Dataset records
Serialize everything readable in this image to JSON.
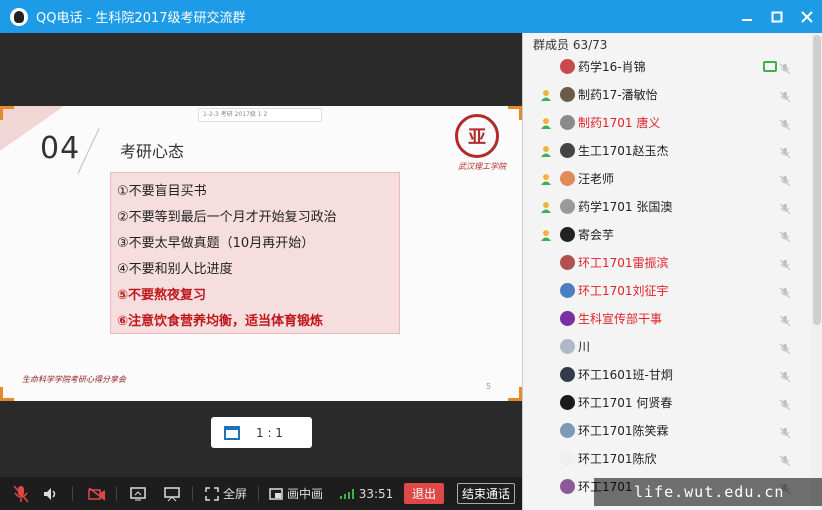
{
  "window": {
    "title": "QQ电话 - 生科院2017级考研交流群"
  },
  "slide": {
    "number": "04",
    "heading": "考研心态",
    "topbar_text": "1-2-3 考研 2017级 1 2",
    "items": [
      {
        "text": "①不要盲目买书",
        "highlight": false
      },
      {
        "text": "②不要等到最后一个月才开始复习政治",
        "highlight": false
      },
      {
        "text": "③不要太早做真题（10月再开始）",
        "highlight": false
      },
      {
        "text": "④不要和别人比进度",
        "highlight": false
      },
      {
        "text": "⑤不要熬夜复习",
        "highlight": true
      },
      {
        "text": "⑥注意饮食营养均衡，适当体育锻炼",
        "highlight": true
      }
    ],
    "footer": "生命科学学院考研心得分享会",
    "page_number": "5",
    "seal_signature": "武汉理工学院"
  },
  "ratio": {
    "label": "1 : 1"
  },
  "toolbar": {
    "fullscreen_label": "全屏",
    "pip_label": "画中画",
    "duration": "33:51",
    "exit_label": "退出",
    "end_call_label": "结束通话"
  },
  "members": {
    "header": "群成员 63/73",
    "list": [
      {
        "name": "药学16-肖锦",
        "red": false,
        "host": false,
        "sharing": true,
        "avatar_color": "#c94a4a"
      },
      {
        "name": "制药17-潘敏怡",
        "red": false,
        "host": true,
        "sharing": false,
        "avatar_color": "#6b5a4a"
      },
      {
        "name": "制药1701   唐义",
        "red": true,
        "host": true,
        "sharing": false,
        "avatar_color": "#8a8a8a"
      },
      {
        "name": "生工1701赵玉杰",
        "red": false,
        "host": true,
        "sharing": false,
        "avatar_color": "#444444"
      },
      {
        "name": "汪老师",
        "red": false,
        "host": true,
        "sharing": false,
        "avatar_color": "#e28a5a"
      },
      {
        "name": "药学1701 张国澳",
        "red": false,
        "host": true,
        "sharing": false,
        "avatar_color": "#9a9a9a"
      },
      {
        "name": "寄会芋",
        "red": false,
        "host": true,
        "sharing": false,
        "avatar_color": "#222222"
      },
      {
        "name": "环工1701雷振滨",
        "red": true,
        "host": false,
        "sharing": false,
        "avatar_color": "#b05050"
      },
      {
        "name": "环工1701刘征宇",
        "red": true,
        "host": false,
        "sharing": false,
        "avatar_color": "#4a7fbf"
      },
      {
        "name": "生科宣传部干事",
        "red": true,
        "host": false,
        "sharing": false,
        "avatar_color": "#7a2fa0"
      },
      {
        "name": "川",
        "red": false,
        "host": false,
        "sharing": false,
        "avatar_color": "#b0b8c8"
      },
      {
        "name": "环工1601班-甘炯",
        "red": false,
        "host": false,
        "sharing": false,
        "avatar_color": "#333a4a"
      },
      {
        "name": "环工1701 何贤春",
        "red": false,
        "host": false,
        "sharing": false,
        "avatar_color": "#1a1a1a"
      },
      {
        "name": "环工1701陈笑霖",
        "red": false,
        "host": false,
        "sharing": false,
        "avatar_color": "#7a9ab5"
      },
      {
        "name": "环工1701陈欣",
        "red": false,
        "host": false,
        "sharing": false,
        "avatar_color": "#f0f0f0"
      },
      {
        "name": "环工1701",
        "red": false,
        "host": false,
        "sharing": false,
        "avatar_color": "#8a5a9a"
      }
    ]
  },
  "watermark": "life.wut.edu.cn",
  "colors": {
    "titlebar": "#1e9be6",
    "exit": "#e04848",
    "red_name": "#e0232a",
    "mic_muted": "#c0c0c0"
  }
}
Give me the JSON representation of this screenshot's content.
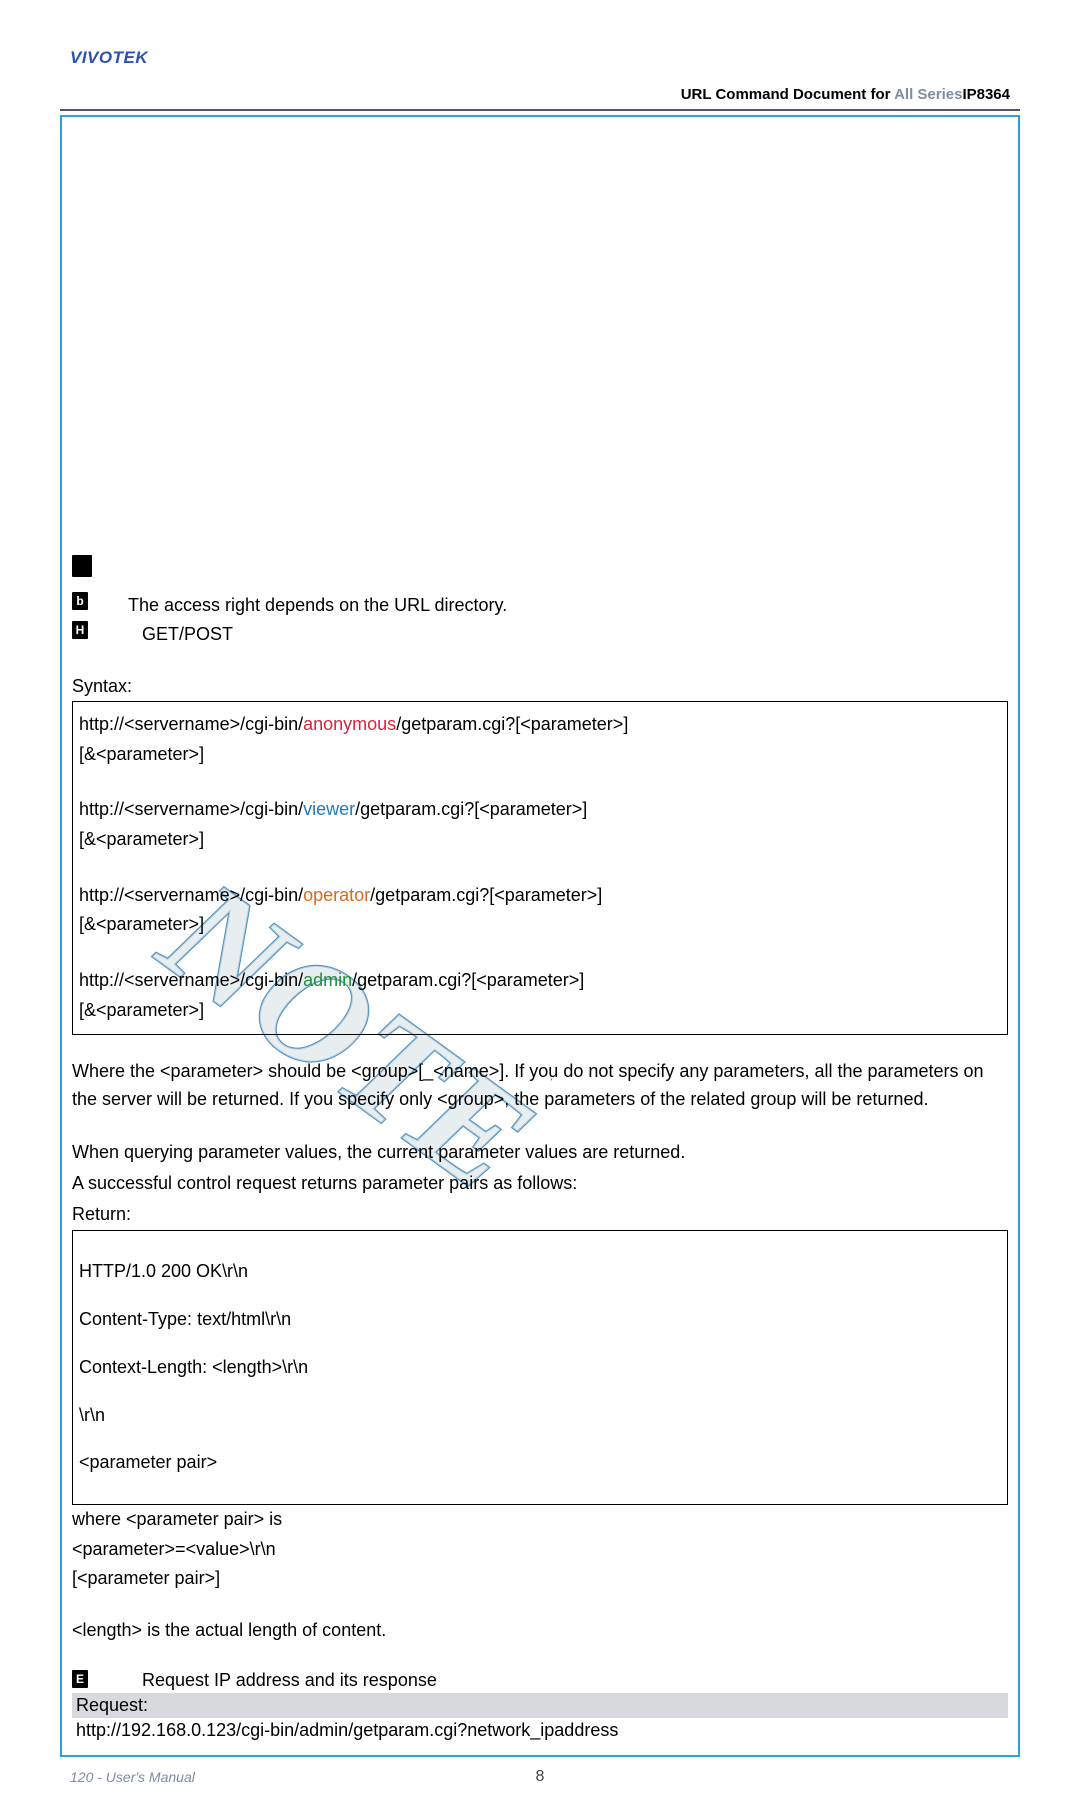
{
  "brand": "VIVOTEK",
  "docHeader": {
    "prefix": "URL Command Document for",
    "mid": "All Series",
    "suffix": "IP8364"
  },
  "bullets": {
    "security": "The access right depends on the URL directory.",
    "method": "GET/POST"
  },
  "sections": {
    "syntaxLabel": "Syntax:",
    "returnLabel": "Return:",
    "requestLabel": "Request:",
    "exampleLabel": "Request IP address and its response"
  },
  "syntax": {
    "line1a": "http://<servername>/cgi-bin/",
    "role1": "anonymous",
    "line1b": "/getparam.cgi?[<parameter>]",
    "line1c": "[&<parameter>]",
    "line2a": "http://<servername>/cgi-bin/",
    "role2": "viewer",
    "line2b": "/getparam.cgi?[<parameter>]",
    "line2c": "[&<parameter>]",
    "line3a": "http://<servername>/cgi-bin/",
    "role3": "operator",
    "line3b": "/getparam.cgi?[<parameter>]",
    "line3c": "[&<parameter>]",
    "line4a": "http://<servername>/cgi-bin/",
    "role4": "admin",
    "line4b": "/getparam.cgi?[<parameter>]",
    "line4c": "[&<parameter>]"
  },
  "paragraphs": {
    "p1": "Where the <parameter> should be <group>[_<name>]. If you do not specify any parameters, all the parameters on the server will be returned. If you specify only <group>, the parameters of the related group will be returned.",
    "p2": "When querying parameter values, the current parameter values are returned.",
    "p3": "A successful control request returns parameter pairs as follows:"
  },
  "returnBox": {
    "r1": "HTTP/1.0 200 OK\\r\\n",
    "r2": "Content-Type: text/html\\r\\n",
    "r3": "Context-Length: <length>\\r\\n",
    "r4": "\\r\\n",
    "r5": "<parameter pair>"
  },
  "afterReturn": {
    "a1": "where <parameter pair> is",
    "a2": "<parameter>=<value>\\r\\n",
    "a3": "[<parameter pair>]",
    "a4": "<length> is the actual length of content."
  },
  "request": {
    "url": "http://192.168.0.123/cgi-bin/admin/getparam.cgi?network_ipaddress"
  },
  "footer": {
    "left": "120 - User's Manual",
    "pageNum": "8"
  }
}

JOB =>
Reproduce the records above exactly, leaving out every picture they contain.

RIGHT ANSWER =>
Serialize everything readable in this image to JSON.
{
  "window": {
    "title": "QQ电话 - 生科院2017级考研交流群"
  },
  "slide": {
    "number": "04",
    "heading": "考研心态",
    "topbar_text": "1-2-3 考研 2017级 1 2",
    "items": [
      {
        "text": "①不要盲目买书",
        "highlight": false
      },
      {
        "text": "②不要等到最后一个月才开始复习政治",
        "highlight": false
      },
      {
        "text": "③不要太早做真题（10月再开始）",
        "highlight": false
      },
      {
        "text": "④不要和别人比进度",
        "highlight": false
      },
      {
        "text": "⑤不要熬夜复习",
        "highlight": true
      },
      {
        "text": "⑥注意饮食营养均衡，适当体育锻炼",
        "highlight": true
      }
    ],
    "footer": "生命科学学院考研心得分享会",
    "page_number": "5",
    "seal_signature": "武汉理工学院"
  },
  "ratio": {
    "label": "1 : 1"
  },
  "toolbar": {
    "fullscreen_label": "全屏",
    "pip_label": "画中画",
    "duration": "33:51",
    "exit_label": "退出",
    "end_call_label": "结束通话"
  },
  "members": {
    "header": "群成员 63/73",
    "list": [
      {
        "name": "药学16-肖锦",
        "red": false,
        "host": false,
        "sharing": true,
        "avatar_color": "#c94a4a"
      },
      {
        "name": "制药17-潘敏怡",
        "red": false,
        "host": true,
        "sharing": false,
        "avatar_color": "#6b5a4a"
      },
      {
        "name": "制药1701   唐义",
        "red": true,
        "host": true,
        "sharing": false,
        "avatar_color": "#8a8a8a"
      },
      {
        "name": "生工1701赵玉杰",
        "red": false,
        "host": true,
        "sharing": false,
        "avatar_color": "#444444"
      },
      {
        "name": "汪老师",
        "red": false,
        "host": true,
        "sharing": false,
        "avatar_color": "#e28a5a"
      },
      {
        "name": "药学1701 张国澳",
        "red": false,
        "host": true,
        "sharing": false,
        "avatar_color": "#9a9a9a"
      },
      {
        "name": "寄会芋",
        "red": false,
        "host": true,
        "sharing": false,
        "avatar_color": "#222222"
      },
      {
        "name": "环工1701雷振滨",
        "red": true,
        "host": false,
        "sharing": false,
        "avatar_color": "#b05050"
      },
      {
        "name": "环工1701刘征宇",
        "red": true,
        "host": false,
        "sharing": false,
        "avatar_color": "#4a7fbf"
      },
      {
        "name": "生科宣传部干事",
        "red": true,
        "host": false,
        "sharing": false,
        "avatar_color": "#7a2fa0"
      },
      {
        "name": "川",
        "red": false,
        "host": false,
        "sharing": false,
        "avatar_color": "#b0b8c8"
      },
      {
        "name": "环工1601班-甘炯",
        "red": false,
        "host": false,
        "sharing": false,
        "avatar_color": "#333a4a"
      },
      {
        "name": "环工1701 何贤春",
        "red": false,
        "host": false,
        "sharing": false,
        "avatar_color": "#1a1a1a"
      },
      {
        "name": "环工1701陈笑霖",
        "red": false,
        "host": false,
        "sharing": false,
        "avatar_color": "#7a9ab5"
      },
      {
        "name": "环工1701陈欣",
        "red": false,
        "host": false,
        "sharing": false,
        "avatar_color": "#f0f0f0"
      },
      {
        "name": "环工1701",
        "red": false,
        "host": false,
        "sharing": false,
        "avatar_color": "#8a5a9a"
      }
    ]
  },
  "watermark": "life.wut.edu.cn",
  "colors": {
    "titlebar": "#1e9be6",
    "exit": "#e04848",
    "red_name": "#e0232a",
    "mic_muted": "#c0c0c0"
  }
}
Give me the JSON representation of this screenshot's content.
{
  "brand": "VIVOTEK",
  "docHeader": {
    "prefix": "URL Command Document for",
    "mid": "All Series",
    "suffix": "IP8364"
  },
  "bullets": {
    "security": "The access right depends on the URL directory.",
    "method": "GET/POST"
  },
  "sections": {
    "syntaxLabel": "Syntax:",
    "returnLabel": "Return:",
    "requestLabel": "Request:",
    "exampleLabel": "Request IP address and its response"
  },
  "syntax": {
    "line1a": "http://<servername>/cgi-bin/",
    "role1": "anonymous",
    "line1b": "/getparam.cgi?[<parameter>]",
    "line1c": "[&<parameter>]",
    "line2a": "http://<servername>/cgi-bin/",
    "role2": "viewer",
    "line2b": "/getparam.cgi?[<parameter>]",
    "line2c": "[&<parameter>]",
    "line3a": "http://<servername>/cgi-bin/",
    "role3": "operator",
    "line3b": "/getparam.cgi?[<parameter>]",
    "line3c": "[&<parameter>]",
    "line4a": "http://<servername>/cgi-bin/",
    "role4": "admin",
    "line4b": "/getparam.cgi?[<parameter>]",
    "line4c": "[&<parameter>]"
  },
  "paragraphs": {
    "p1": "Where the <parameter> should be <group>[_<name>]. If you do not specify any parameters, all the parameters on the server will be returned. If you specify only <group>, the parameters of the related group will be returned.",
    "p2": "When querying parameter values, the current parameter values are returned.",
    "p3": "A successful control request returns parameter pairs as follows:"
  },
  "returnBox": {
    "r1": "HTTP/1.0 200 OK\\r\\n",
    "r2": "Content-Type: text/html\\r\\n",
    "r3": "Context-Length: <length>\\r\\n",
    "r4": "\\r\\n",
    "r5": "<parameter pair>"
  },
  "afterReturn": {
    "a1": "where <parameter pair> is",
    "a2": "<parameter>=<value>\\r\\n",
    "a3": "[<parameter pair>]",
    "a4": "<length> is the actual length of content."
  },
  "request": {
    "url": "http://192.168.0.123/cgi-bin/admin/getparam.cgi?network_ipaddress"
  },
  "footer": {
    "left": "120 - User's Manual",
    "pageNum": "8"
  }
}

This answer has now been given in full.